• _TASK TO COMPLETE_:
From the amqplib-as-promised post below, copy out word for word everything from "And finally call" down to "across the app.".

• _READING TEXT_:
Content starts
Hello I've found another way to handle this, you can do it using "amqplib-as-promised" instead.

Just create a controller like this:

const { Connection } = require('amqplib-as-promised');


class AmqpController {
    async connect() {
        try {
            const connection = new Connection(process.env.CLOUDAMQP_URL)
            await connection.init()
            this.channel = await connection.createChannel()
            console.log("Rabbit connected")
        } catch (error) {
            console.log(error);
        }
    }

    async publish({ queue, type, message, user }) {
        try {
            const payload = { ...message, generatedIn: moment().toDate() }
            this.channel.sendToQueue(
                queue,
                Buffer.from(JSON.stringify(payload)),
                {
                    persistent: true,
                    contentType: "application/json"
                }
            )
        } catch (error) {
            console.log(error)
        }
    }
}
module.exports = new AmqpController()

Then in your app.js / server.js

const AmqpController = require("./controllers/amqp-controller");
AmqpController.connect();

And finally call it from your controller / router implementation like this

const ampqController = require("./amqp-controller");

 ampqController.publish({
        message: articulo,
        type: "",
        queue: 'cm.publisher'
      })

It works smooth for me, since is a class the instance is shared across the app.
Content ends
• _DATA PROVIDED_:
Content starts
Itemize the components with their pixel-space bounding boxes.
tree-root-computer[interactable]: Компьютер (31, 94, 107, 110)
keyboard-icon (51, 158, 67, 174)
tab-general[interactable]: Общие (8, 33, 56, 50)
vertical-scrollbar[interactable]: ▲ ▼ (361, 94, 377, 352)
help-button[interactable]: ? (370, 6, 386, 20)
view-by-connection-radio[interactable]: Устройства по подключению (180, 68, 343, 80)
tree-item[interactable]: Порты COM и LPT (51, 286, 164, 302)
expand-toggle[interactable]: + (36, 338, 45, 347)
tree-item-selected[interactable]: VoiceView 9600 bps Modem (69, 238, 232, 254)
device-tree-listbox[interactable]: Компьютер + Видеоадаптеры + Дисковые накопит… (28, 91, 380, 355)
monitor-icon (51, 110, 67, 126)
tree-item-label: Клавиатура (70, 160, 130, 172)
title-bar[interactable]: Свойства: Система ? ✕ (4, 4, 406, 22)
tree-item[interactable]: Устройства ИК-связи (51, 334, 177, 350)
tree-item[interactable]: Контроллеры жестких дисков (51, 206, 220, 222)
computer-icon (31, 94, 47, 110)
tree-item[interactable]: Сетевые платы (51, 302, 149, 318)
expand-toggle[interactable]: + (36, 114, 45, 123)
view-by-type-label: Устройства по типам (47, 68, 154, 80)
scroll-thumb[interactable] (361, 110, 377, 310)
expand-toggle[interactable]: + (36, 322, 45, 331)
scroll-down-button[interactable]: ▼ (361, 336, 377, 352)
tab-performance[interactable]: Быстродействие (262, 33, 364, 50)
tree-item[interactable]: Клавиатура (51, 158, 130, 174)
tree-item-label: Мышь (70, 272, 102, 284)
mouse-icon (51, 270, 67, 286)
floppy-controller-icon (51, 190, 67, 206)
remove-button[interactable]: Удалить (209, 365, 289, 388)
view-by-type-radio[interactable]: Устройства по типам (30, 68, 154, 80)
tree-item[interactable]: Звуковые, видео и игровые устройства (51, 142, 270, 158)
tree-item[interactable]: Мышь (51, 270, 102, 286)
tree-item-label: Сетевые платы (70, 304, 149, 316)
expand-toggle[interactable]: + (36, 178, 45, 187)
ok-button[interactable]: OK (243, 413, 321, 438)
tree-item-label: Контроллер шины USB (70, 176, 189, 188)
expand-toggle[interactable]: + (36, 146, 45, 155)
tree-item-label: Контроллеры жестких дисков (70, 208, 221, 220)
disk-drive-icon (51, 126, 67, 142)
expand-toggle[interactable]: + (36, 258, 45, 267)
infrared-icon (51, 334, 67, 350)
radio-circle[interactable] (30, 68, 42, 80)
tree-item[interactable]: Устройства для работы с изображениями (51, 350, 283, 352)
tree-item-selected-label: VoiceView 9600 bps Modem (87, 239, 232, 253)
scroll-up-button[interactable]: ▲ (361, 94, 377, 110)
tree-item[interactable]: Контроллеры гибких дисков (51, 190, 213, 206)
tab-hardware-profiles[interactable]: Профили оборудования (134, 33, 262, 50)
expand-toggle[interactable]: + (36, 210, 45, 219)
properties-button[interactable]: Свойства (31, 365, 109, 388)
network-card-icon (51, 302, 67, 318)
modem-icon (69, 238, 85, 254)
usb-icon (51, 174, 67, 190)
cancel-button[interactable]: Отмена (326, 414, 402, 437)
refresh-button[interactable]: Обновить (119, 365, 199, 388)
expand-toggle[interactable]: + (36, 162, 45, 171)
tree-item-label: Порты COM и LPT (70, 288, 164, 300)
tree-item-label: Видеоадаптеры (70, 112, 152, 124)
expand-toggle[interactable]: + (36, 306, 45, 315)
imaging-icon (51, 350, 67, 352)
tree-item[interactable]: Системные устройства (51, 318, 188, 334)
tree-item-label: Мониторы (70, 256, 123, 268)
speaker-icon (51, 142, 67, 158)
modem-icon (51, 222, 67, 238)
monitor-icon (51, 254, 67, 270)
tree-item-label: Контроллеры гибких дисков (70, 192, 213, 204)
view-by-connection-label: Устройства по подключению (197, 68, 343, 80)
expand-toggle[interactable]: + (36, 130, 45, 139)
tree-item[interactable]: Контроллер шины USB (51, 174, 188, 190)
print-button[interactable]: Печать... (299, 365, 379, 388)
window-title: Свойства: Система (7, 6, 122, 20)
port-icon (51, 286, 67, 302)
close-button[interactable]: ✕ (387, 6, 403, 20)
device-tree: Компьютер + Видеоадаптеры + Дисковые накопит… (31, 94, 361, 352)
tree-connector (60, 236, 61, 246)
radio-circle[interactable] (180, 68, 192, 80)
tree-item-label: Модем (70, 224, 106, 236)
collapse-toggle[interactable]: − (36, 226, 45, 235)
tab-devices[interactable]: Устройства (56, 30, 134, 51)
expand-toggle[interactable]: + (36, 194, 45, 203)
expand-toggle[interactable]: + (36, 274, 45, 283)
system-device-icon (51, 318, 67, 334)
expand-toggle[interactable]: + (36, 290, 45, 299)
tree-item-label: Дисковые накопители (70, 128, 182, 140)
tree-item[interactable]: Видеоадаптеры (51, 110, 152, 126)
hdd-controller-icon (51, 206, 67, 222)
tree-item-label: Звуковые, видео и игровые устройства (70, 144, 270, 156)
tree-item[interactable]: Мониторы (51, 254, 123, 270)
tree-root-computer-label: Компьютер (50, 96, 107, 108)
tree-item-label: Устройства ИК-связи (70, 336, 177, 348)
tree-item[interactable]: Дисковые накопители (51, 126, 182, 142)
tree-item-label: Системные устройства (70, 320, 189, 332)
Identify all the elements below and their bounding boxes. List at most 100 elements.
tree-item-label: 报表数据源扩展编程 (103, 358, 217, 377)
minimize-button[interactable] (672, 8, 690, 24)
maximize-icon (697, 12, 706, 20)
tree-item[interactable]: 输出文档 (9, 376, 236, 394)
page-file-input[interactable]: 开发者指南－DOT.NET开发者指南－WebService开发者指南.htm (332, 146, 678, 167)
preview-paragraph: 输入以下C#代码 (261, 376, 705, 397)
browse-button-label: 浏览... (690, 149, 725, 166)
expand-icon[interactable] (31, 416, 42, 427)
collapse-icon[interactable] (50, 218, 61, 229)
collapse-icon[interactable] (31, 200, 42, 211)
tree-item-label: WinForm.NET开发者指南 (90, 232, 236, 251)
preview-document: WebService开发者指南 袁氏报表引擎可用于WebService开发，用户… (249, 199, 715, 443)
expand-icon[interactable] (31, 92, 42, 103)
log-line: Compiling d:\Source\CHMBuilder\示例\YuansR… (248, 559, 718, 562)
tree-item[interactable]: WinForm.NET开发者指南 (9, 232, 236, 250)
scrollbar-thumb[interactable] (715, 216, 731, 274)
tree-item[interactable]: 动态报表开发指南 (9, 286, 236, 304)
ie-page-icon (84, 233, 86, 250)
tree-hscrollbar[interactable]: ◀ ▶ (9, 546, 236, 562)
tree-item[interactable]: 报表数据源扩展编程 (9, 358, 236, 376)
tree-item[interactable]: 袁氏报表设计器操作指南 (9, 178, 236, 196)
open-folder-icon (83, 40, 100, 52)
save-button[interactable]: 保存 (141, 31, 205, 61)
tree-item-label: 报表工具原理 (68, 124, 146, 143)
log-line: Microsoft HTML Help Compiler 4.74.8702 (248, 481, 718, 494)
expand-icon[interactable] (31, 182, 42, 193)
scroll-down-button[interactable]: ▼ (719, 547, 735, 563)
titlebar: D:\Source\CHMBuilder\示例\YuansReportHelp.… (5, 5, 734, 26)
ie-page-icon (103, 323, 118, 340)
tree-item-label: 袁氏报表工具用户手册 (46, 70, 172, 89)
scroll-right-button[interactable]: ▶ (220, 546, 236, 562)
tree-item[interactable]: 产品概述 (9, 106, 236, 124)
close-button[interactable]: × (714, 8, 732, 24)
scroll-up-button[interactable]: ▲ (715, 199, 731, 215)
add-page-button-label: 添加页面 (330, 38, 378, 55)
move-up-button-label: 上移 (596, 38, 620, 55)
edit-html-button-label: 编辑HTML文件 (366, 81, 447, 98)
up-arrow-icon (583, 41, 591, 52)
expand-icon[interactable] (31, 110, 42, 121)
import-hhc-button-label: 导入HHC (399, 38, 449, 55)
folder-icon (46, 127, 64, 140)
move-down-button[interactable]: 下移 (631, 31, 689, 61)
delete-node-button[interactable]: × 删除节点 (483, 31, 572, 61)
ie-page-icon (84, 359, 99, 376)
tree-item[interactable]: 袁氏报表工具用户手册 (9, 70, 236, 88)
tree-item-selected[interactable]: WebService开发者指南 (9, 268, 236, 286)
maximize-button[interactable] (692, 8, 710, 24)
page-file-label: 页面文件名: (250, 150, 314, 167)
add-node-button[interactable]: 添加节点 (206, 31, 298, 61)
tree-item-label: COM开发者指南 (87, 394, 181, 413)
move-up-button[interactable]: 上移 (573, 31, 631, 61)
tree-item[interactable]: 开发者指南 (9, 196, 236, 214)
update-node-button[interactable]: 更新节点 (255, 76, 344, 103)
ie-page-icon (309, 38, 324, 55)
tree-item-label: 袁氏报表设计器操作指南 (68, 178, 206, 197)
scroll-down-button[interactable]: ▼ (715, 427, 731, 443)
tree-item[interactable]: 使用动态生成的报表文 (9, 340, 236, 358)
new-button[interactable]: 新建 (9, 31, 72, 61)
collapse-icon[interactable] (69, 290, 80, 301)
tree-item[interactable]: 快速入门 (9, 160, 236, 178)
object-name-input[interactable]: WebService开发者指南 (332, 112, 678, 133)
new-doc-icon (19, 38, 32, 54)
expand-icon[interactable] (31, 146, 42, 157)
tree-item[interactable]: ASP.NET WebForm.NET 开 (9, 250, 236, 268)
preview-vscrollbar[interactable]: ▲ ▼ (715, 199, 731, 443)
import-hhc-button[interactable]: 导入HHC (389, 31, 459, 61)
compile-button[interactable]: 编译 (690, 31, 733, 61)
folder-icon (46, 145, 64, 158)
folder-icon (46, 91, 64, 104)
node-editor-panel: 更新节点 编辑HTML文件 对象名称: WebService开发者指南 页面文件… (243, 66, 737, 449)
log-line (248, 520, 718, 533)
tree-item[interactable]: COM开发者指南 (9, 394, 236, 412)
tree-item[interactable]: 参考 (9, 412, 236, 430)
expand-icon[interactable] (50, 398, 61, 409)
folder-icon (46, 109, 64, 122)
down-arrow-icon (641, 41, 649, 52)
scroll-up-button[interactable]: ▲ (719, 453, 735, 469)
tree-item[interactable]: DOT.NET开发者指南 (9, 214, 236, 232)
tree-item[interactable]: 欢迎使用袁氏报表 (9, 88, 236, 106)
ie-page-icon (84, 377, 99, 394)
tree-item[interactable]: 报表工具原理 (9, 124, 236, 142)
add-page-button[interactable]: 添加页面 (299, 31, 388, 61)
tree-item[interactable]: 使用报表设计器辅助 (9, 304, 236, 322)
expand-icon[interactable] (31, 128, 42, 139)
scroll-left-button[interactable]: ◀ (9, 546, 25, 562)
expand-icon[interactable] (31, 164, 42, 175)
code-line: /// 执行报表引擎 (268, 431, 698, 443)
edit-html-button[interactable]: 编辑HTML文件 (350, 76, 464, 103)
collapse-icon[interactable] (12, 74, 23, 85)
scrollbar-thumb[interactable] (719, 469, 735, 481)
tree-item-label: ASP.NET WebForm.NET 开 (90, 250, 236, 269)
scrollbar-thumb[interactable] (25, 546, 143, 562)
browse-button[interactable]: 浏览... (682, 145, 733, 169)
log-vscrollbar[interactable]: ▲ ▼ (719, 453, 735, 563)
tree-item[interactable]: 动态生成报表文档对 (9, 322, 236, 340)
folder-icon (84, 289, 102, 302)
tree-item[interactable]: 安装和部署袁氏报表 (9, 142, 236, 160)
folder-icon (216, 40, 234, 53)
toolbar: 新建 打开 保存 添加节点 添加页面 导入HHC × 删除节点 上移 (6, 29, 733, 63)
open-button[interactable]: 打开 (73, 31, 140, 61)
Content ends
• _SOLUTION FOR THIS EXERCISE_:
And finally call it from your controller / router implementation like this

const ampqController = require("./amqp-controller");

 ampqController.publish({
        message: articulo,
        type: "",
        queue: 'cm.publisher'
      })

It works smooth for me, since is a class the instance is shared across the app.